§ Problem:
Beginning at the line that contains "Convert this document image to plain text.", reproduce every line to the end of the material without changing any of them.

Stored records:
— Start —
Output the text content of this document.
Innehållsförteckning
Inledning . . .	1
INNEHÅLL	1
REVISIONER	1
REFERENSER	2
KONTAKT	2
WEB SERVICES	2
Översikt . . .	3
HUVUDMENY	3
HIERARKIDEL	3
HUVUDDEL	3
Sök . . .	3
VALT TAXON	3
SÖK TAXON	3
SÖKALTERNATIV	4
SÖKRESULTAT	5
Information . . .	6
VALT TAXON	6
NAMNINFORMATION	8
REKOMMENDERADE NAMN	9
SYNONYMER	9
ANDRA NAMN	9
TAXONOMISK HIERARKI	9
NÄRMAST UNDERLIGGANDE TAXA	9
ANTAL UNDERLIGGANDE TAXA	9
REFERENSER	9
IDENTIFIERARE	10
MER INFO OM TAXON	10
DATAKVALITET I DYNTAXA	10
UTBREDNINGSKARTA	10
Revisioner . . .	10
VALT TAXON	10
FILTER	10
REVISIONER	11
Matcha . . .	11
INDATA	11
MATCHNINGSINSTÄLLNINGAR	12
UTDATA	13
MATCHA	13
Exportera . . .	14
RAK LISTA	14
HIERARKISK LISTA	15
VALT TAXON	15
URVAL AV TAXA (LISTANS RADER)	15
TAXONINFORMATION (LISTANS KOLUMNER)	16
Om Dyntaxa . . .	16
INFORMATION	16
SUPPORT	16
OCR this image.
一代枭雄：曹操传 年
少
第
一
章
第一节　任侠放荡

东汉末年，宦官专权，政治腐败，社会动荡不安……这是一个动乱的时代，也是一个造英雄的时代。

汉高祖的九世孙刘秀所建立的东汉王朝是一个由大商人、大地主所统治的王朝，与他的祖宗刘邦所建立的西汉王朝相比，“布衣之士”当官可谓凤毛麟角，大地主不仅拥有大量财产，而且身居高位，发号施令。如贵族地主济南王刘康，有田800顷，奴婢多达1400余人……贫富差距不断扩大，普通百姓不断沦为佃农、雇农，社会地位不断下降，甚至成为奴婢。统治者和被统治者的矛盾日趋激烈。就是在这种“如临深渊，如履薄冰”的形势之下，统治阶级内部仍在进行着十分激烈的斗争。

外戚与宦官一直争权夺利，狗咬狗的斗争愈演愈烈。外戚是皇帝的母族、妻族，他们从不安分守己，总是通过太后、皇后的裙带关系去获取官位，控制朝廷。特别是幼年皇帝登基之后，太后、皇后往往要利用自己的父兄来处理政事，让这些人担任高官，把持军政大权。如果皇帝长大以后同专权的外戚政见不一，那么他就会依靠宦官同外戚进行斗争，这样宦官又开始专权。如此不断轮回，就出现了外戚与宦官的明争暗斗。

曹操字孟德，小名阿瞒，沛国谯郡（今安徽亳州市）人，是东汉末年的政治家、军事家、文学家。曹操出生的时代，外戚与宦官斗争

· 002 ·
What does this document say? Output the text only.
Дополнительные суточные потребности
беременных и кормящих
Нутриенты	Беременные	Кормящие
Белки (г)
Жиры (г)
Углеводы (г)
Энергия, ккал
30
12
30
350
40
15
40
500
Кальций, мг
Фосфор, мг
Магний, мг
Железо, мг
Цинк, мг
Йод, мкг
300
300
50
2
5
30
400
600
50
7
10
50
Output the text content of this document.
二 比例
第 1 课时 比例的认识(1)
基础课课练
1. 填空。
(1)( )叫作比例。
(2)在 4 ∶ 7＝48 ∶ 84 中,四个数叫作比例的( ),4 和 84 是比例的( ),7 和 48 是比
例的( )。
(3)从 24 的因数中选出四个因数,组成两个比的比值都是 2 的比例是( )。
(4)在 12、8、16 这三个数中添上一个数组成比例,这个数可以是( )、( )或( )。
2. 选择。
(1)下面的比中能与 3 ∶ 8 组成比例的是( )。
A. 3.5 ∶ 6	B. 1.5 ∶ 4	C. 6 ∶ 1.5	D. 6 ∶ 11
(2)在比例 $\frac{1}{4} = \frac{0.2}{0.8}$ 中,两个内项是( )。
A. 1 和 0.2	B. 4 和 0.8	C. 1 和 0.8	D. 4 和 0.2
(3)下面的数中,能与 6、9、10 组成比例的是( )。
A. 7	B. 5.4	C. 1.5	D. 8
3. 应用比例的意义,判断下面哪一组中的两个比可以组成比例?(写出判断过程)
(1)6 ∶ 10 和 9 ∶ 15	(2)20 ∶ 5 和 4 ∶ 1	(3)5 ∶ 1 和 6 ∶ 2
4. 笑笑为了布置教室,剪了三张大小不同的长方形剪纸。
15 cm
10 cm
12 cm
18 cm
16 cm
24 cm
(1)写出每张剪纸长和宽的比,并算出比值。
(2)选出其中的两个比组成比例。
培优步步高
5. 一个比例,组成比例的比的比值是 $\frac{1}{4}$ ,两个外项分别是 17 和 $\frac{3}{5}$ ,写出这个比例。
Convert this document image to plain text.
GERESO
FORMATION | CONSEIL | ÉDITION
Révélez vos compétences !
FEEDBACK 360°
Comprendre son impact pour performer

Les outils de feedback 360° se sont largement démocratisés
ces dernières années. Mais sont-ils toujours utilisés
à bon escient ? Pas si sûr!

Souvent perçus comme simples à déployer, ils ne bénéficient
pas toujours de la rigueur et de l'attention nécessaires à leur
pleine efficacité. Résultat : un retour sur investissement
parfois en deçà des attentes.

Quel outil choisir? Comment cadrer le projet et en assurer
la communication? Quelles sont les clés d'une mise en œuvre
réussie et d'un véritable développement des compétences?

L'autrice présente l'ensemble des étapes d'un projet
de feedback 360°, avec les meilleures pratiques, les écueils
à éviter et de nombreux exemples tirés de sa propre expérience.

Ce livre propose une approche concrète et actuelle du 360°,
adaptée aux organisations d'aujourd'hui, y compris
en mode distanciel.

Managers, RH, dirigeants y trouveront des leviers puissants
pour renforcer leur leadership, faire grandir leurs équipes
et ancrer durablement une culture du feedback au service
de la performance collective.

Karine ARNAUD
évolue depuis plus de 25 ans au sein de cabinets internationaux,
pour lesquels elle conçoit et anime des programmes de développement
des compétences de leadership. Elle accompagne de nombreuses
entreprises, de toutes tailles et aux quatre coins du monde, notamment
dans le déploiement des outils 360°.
— End —
§ Exercise result:
Convert this document image to plain text.
GERESO
FORMATION | CONSEIL | ÉDITION
Révélez vos compétences !
FEEDBACK 360°
Comprendre son impact pour performer

Les outils de feedback 360° se sont largement démocratisés
ces dernières années. Mais sont-ils toujours utilisés
à bon escient ? Pas si sûr!

Souvent perçus comme simples à déployer, ils ne bénéficient
pas toujours de la rigueur et de l'attention nécessaires à leur
pleine efficacité. Résultat : un retour sur investissement
parfois en deçà des attentes.

Quel outil choisir? Comment cadrer le projet et en assurer
la communication? Quelles sont les clés d'une mise en œuvre
réussie et d'un véritable développement des compétences?

L'autrice présente l'ensemble des étapes d'un projet
de feedback 360°, avec les meilleures pratiques, les écueils
à éviter et de nombreux exemples tirés de sa propre expérience.

Ce livre propose une approche concrète et actuelle du 360°,
adaptée aux organisations d'aujourd'hui, y compris
en mode distanciel.

Managers, RH, dirigeants y trouveront des leviers puissants
pour renforcer leur leadership, faire grandir leurs équipes
et ancrer durablement une culture du feedback au service
de la performance collective.

Karine ARNAUD
évolue depuis plus de 25 ans au sein de cabinets internationaux,
pour lesquels elle conçoit et anime des programmes de développement
des compétences de leadership. Elle accompagne de nombreuses
entreprises, de toutes tailles et aux quatre coins du monde, notamment
dans le déploiement des outils 360°.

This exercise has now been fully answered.